Issoire (Puy-de-Dôme), 1739

Au XVIIIe siècle, dans les campagnes de Basse Auvergne, la grêle pouvait anéantir une année de récoltes et envoyer des familles entières au cimetière. En cas de calamités météorologiques reconnues et attestées par les autorités locales, l’intendance de la Province était en mesure d’accorder des dégrèvements d’impôt (la taille), et soulager ainsi – souvent symboliquement- les populations rurales. Les représentants du peuple – les consuls – étaient ceux qui portaient l’alerte auprès de l’Intendant. Leur requête avait plus de chance d’aboutir si elle était appuyée par les personnalités éminentes de la paroisse : le seigneur, le procureur d’office, le notaire ou le curé… C’est bien souvent vers ce dernier que les paroissiens se tournaient pour authentifier leurs déclarations.
* * * * *
» **À compléter**
1) D'après l'extrait, qui portait l'alerte auprès de l'Intendant ?
2) Recopiez l'extrait à partir des mots « Au XVIIIe siècle, dans » et arrêtez-vous après « authentifier leurs déclarations. ».
* * * * *
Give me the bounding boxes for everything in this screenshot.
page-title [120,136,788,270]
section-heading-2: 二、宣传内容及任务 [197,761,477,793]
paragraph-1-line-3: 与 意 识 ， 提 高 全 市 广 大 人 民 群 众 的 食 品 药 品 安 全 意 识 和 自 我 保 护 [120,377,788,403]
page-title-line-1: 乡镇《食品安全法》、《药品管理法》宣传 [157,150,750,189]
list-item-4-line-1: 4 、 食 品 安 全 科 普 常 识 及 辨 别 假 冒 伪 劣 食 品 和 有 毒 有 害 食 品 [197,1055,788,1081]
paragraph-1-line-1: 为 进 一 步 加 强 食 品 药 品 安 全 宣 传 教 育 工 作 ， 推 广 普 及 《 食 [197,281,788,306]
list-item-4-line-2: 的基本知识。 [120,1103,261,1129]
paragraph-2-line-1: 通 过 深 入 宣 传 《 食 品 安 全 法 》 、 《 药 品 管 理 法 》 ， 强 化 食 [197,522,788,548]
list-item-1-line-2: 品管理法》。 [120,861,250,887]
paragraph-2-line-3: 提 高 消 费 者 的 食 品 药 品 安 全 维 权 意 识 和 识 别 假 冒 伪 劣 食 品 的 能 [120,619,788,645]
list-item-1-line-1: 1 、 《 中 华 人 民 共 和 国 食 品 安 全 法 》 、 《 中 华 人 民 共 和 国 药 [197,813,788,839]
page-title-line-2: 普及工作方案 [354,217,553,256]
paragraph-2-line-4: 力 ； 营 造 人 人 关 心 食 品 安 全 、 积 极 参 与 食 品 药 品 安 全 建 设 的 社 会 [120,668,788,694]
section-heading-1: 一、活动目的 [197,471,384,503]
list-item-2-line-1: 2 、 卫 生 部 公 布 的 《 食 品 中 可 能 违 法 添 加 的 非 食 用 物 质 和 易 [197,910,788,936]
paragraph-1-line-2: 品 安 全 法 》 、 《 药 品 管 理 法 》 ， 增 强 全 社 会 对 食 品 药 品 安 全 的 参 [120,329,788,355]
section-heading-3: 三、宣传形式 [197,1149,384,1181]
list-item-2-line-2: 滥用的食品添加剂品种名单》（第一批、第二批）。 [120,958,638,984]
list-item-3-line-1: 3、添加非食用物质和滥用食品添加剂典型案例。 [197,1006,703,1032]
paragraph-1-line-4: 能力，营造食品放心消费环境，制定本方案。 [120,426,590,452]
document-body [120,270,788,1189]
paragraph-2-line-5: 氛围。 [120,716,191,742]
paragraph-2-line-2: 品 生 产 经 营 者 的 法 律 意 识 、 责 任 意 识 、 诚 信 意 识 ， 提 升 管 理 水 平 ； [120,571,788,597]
* * * * *
» **Réponses par tâche**
1) Les consuls, représentants du peuple.

2)
Au XVIIIe siècle, dans les campagnes de Basse Auvergne, la grêle pouvait anéantir une année de récoltes et envoyer des familles entières au cimetière. En cas de calamités météorologiques reconnues et attestées par les autorités locales, l’intendance de la Province était en mesure d’accorder des dégrèvements d’impôt (la taille), et soulager ainsi – souvent symboliquement- les populations rurales. Les représentants du peuple – les consuls – étaient ceux qui portaient l’alerte auprès de l’Intendant. Leur requête avait plus de chance d’aboutir si elle était appuyée par les personnalités éminentes de la paroisse : le seigneur, le procureur d’office, le notaire ou le curé… C’est bien souvent vers ce dernier que les paroissiens se tournaient pour authentifier leurs déclarations.